** Begin **

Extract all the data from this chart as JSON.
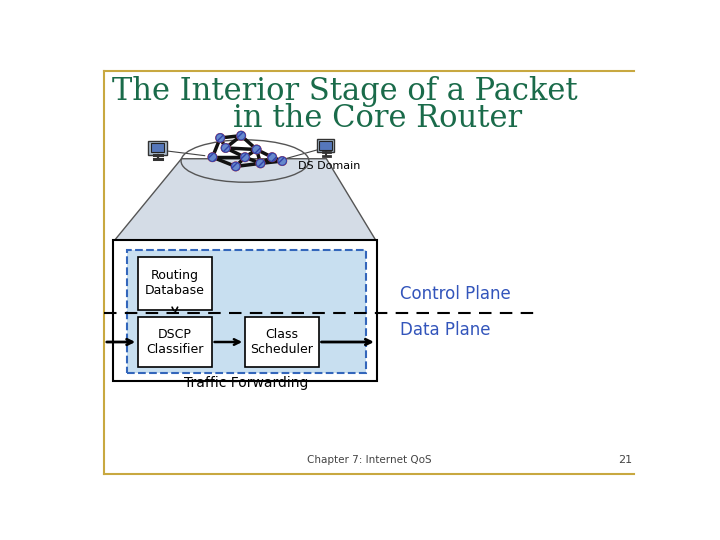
{
  "title_line1": "The Interior Stage of a Packet",
  "title_line2": "in the Core Router",
  "title_color": "#1a6b4a",
  "title_fontsize": 22,
  "ds_domain_label": "DS Domain",
  "routing_db_label": "Routing\nDatabase",
  "dscp_label": "DSCP\nClassifier",
  "class_sched_label": "Class\nScheduler",
  "traffic_fwd_label": "Traffic Forwarding",
  "control_plane_label": "Control Plane",
  "data_plane_label": "Data Plane",
  "control_data_color": "#3355bb",
  "bg_color": "#ffffff",
  "box_bg": "#c8dff0",
  "border_color": "#000000",
  "dashed_border_color": "#3366bb",
  "chapter_label": "Chapter 7: Internet QoS",
  "page_num": "21",
  "gold_border": "#c8a840",
  "gray_trap": "#d4dce6",
  "trap_edge": "#555555",
  "node_fill": "#6688cc",
  "node_edge": "#cc3333",
  "net_line": "#111111"
}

** End **

# Do this:
Would you set down the listing exactly, omitting pictures?

# Response for this exercise:
Extract all the data from this chart as JSON.
{
  "title_line1": "The Interior Stage of a Packet",
  "title_line2": "in the Core Router",
  "title_color": "#1a6b4a",
  "title_fontsize": 22,
  "ds_domain_label": "DS Domain",
  "routing_db_label": "Routing\nDatabase",
  "dscp_label": "DSCP\nClassifier",
  "class_sched_label": "Class\nScheduler",
  "traffic_fwd_label": "Traffic Forwarding",
  "control_plane_label": "Control Plane",
  "data_plane_label": "Data Plane",
  "control_data_color": "#3355bb",
  "bg_color": "#ffffff",
  "box_bg": "#c8dff0",
  "border_color": "#000000",
  "dashed_border_color": "#3366bb",
  "chapter_label": "Chapter 7: Internet QoS",
  "page_num": "21",
  "gold_border": "#c8a840",
  "gray_trap": "#d4dce6",
  "trap_edge": "#555555",
  "node_fill": "#6688cc",
  "node_edge": "#cc3333",
  "net_line": "#111111"
}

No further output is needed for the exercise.